* begin Data for the task *

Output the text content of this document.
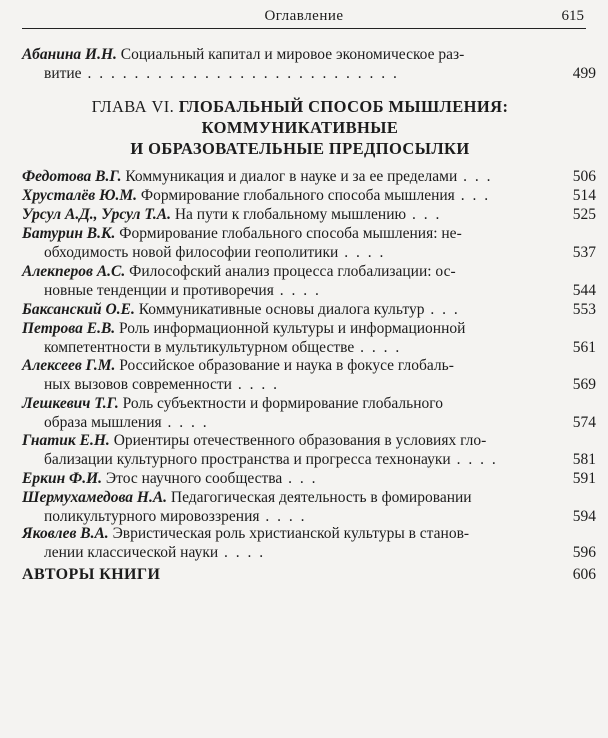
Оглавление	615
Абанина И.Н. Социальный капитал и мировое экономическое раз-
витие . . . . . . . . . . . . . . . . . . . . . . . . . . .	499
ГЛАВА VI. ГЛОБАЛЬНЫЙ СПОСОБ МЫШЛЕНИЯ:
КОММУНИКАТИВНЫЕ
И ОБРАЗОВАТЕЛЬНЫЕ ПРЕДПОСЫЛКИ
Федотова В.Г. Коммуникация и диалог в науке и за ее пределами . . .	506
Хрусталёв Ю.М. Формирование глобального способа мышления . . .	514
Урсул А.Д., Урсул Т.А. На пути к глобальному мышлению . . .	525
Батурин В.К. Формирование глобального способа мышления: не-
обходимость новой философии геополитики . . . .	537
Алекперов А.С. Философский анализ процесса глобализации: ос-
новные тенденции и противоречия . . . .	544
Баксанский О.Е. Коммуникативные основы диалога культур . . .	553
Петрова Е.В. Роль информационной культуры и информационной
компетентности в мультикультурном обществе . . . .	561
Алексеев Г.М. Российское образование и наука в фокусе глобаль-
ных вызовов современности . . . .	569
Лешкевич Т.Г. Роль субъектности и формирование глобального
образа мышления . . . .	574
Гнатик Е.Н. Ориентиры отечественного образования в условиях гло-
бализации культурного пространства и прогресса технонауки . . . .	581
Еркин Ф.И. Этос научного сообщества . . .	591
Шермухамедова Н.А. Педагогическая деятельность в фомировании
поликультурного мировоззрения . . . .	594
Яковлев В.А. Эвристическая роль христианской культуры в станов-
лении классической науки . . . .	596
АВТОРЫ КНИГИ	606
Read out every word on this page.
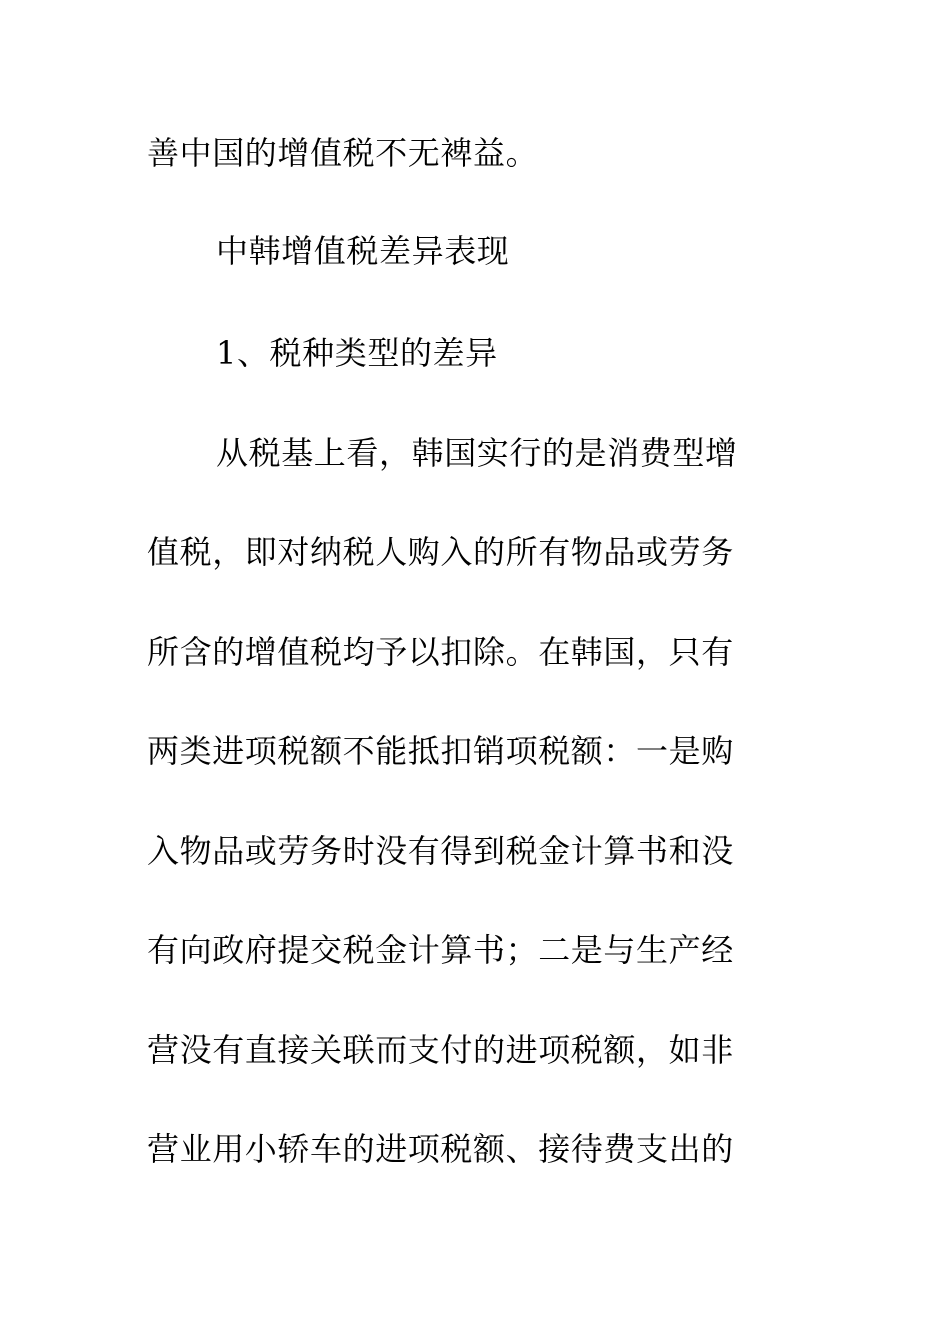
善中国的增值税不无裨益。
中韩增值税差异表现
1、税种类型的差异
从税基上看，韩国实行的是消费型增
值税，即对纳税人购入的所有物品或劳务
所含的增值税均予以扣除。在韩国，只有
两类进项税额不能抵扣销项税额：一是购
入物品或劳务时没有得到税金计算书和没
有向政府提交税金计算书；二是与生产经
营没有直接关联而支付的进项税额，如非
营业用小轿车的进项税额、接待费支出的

* end Data for the task *

→ Exercise
Return each line where "способа" shows up.

→ Correct result
Хрусталёв Ю.М. Формирование глобального способа мышления . . .	514
Батурин В.К. Формирование глобального способа мышления: не-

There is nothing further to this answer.